AIM:
Check each line of the records below for the word "code" and copy those where it appears.

'''

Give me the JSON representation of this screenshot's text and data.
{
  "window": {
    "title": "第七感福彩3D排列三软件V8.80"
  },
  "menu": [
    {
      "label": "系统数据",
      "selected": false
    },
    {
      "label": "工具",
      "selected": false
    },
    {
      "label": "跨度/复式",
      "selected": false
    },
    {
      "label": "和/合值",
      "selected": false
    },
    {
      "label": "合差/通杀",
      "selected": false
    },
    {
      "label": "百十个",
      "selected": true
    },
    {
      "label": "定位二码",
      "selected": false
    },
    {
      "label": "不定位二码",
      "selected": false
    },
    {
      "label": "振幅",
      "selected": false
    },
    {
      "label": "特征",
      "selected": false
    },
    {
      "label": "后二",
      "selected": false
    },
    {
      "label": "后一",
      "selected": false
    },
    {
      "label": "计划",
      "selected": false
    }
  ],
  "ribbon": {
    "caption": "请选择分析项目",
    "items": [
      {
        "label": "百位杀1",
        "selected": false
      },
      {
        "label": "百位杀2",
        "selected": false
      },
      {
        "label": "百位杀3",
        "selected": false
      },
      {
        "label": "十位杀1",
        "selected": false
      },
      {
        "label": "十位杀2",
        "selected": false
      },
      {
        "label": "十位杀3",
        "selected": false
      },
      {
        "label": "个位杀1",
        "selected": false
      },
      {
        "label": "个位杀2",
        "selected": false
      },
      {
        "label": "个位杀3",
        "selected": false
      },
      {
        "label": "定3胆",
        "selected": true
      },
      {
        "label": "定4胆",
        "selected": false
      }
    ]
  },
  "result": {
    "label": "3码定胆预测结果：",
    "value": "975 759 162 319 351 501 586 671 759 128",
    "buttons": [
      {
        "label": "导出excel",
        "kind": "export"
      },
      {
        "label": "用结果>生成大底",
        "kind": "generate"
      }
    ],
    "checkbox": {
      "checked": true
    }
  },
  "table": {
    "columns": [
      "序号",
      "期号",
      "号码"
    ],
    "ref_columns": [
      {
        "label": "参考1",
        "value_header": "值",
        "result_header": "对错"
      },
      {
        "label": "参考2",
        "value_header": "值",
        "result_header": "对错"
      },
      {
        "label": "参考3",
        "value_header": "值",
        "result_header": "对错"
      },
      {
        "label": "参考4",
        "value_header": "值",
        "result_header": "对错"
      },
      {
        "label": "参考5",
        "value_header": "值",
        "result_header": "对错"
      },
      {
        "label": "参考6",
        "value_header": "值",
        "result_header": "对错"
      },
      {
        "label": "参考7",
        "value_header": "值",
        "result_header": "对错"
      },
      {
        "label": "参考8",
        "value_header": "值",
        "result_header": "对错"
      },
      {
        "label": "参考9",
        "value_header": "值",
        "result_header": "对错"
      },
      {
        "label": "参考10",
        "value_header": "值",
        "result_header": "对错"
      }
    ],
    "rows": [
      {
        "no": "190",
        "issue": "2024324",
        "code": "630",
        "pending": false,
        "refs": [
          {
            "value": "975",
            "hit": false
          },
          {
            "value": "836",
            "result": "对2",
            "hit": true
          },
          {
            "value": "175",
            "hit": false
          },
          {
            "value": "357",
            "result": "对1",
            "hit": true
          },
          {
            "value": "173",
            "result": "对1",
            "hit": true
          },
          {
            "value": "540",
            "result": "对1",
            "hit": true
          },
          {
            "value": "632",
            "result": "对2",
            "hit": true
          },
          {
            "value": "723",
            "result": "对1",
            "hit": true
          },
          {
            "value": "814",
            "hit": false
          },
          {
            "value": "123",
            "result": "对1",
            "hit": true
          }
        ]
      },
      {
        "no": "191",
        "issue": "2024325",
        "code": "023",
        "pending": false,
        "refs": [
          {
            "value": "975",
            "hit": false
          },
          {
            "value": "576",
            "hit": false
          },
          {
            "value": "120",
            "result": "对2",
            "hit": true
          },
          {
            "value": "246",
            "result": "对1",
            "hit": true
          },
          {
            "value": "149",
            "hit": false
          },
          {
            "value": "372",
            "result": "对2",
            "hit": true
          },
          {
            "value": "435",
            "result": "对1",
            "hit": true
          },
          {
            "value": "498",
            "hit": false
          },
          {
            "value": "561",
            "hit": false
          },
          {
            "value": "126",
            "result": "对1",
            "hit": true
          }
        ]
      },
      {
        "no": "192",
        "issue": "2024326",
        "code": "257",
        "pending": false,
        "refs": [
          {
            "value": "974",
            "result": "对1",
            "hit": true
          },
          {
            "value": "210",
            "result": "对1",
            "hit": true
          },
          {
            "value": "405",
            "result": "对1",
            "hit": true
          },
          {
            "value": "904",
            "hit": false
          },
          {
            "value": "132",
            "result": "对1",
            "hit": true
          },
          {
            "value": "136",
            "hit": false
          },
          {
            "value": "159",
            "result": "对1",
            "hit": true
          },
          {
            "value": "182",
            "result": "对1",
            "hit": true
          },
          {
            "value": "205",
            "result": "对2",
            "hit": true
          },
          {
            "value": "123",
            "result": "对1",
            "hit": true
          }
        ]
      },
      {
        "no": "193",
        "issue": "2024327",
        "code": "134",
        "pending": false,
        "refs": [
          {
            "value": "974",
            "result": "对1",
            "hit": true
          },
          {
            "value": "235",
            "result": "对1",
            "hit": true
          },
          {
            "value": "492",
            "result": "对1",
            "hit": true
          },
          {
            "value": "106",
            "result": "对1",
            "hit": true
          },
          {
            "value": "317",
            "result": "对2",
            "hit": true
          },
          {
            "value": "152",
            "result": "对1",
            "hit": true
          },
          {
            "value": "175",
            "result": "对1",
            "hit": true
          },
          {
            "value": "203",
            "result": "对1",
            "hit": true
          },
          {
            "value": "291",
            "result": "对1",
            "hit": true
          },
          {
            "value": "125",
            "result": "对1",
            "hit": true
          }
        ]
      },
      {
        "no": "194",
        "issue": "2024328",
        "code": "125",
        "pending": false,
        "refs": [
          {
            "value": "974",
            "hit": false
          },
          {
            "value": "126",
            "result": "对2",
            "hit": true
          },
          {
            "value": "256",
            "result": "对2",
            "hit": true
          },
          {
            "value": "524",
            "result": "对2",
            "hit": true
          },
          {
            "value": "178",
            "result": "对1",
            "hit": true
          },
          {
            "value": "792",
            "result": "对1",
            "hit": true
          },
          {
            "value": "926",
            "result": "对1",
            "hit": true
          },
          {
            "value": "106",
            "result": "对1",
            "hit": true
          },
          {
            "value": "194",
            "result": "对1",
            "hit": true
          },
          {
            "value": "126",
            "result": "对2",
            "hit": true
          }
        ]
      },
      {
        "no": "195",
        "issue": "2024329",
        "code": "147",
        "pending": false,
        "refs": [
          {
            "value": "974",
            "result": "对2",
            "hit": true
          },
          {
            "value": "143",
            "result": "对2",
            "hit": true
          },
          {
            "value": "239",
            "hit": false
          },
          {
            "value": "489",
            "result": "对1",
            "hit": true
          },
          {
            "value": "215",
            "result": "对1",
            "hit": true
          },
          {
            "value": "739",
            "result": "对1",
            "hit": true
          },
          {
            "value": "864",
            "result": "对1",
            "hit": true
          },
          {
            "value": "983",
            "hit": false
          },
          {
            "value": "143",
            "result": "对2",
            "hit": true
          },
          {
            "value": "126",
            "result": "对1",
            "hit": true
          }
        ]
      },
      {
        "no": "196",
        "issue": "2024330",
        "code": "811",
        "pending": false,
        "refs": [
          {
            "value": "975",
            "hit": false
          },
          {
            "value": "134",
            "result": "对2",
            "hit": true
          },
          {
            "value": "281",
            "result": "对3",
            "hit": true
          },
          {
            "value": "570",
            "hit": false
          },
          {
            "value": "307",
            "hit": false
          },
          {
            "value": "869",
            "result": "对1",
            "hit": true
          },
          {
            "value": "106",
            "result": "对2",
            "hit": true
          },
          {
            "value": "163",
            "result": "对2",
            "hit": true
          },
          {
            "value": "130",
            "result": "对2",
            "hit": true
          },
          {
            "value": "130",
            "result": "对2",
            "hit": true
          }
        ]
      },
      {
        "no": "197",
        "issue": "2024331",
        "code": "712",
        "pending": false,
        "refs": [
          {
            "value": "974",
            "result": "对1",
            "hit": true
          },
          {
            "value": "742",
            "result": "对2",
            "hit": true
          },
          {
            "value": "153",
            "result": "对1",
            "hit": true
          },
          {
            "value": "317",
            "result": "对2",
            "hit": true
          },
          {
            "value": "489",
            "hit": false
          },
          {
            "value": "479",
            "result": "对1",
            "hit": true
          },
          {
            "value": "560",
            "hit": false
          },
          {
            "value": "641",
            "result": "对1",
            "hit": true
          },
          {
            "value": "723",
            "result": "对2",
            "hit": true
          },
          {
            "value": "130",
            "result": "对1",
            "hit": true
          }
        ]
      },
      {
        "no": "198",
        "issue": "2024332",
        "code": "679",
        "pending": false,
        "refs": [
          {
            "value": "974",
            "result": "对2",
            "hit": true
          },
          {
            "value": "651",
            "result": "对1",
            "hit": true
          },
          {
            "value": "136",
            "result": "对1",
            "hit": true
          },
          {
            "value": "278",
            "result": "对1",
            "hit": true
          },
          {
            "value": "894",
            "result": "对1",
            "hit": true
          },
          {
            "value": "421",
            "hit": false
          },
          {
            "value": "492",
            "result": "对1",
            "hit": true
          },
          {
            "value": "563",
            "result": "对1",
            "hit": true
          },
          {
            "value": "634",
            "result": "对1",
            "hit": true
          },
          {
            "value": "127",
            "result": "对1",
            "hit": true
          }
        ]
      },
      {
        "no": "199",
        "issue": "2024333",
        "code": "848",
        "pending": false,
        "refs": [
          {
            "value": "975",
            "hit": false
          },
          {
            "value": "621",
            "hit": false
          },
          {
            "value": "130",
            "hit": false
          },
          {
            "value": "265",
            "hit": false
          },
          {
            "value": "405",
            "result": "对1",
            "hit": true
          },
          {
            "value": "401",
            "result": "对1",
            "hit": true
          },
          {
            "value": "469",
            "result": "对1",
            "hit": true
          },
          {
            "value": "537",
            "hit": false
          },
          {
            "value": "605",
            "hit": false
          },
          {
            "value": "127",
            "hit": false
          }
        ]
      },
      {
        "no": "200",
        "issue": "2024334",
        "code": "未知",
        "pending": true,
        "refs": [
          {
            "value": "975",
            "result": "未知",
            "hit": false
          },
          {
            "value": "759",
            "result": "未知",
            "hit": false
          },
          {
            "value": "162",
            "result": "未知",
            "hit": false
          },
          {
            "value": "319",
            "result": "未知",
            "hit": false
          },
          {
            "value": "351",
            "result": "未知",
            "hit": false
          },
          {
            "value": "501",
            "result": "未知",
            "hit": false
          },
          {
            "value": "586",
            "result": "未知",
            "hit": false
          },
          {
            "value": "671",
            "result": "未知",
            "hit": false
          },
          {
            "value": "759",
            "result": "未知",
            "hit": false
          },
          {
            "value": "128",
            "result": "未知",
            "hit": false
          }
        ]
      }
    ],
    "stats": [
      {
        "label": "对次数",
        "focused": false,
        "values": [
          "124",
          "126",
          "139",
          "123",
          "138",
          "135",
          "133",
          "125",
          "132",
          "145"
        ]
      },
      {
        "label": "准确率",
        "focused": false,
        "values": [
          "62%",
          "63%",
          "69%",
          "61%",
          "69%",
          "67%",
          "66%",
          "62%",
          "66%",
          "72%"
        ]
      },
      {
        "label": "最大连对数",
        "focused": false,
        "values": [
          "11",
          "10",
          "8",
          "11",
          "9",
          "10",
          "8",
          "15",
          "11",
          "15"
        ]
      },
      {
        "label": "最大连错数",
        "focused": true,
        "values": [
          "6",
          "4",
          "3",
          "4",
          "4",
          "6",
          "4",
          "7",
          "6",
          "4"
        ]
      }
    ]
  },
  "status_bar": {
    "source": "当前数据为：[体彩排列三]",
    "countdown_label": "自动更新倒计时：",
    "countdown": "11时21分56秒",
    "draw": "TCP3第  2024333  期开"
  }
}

'''

ANSWER BELOW:
        "code": "630",
        "code": "023",
        "code": "257",
        "code": "134",
        "code": "125",
        "code": "147",
        "code": "811",
        "code": "712",
        "code": "679",
        "code": "848",
        "code": "未知",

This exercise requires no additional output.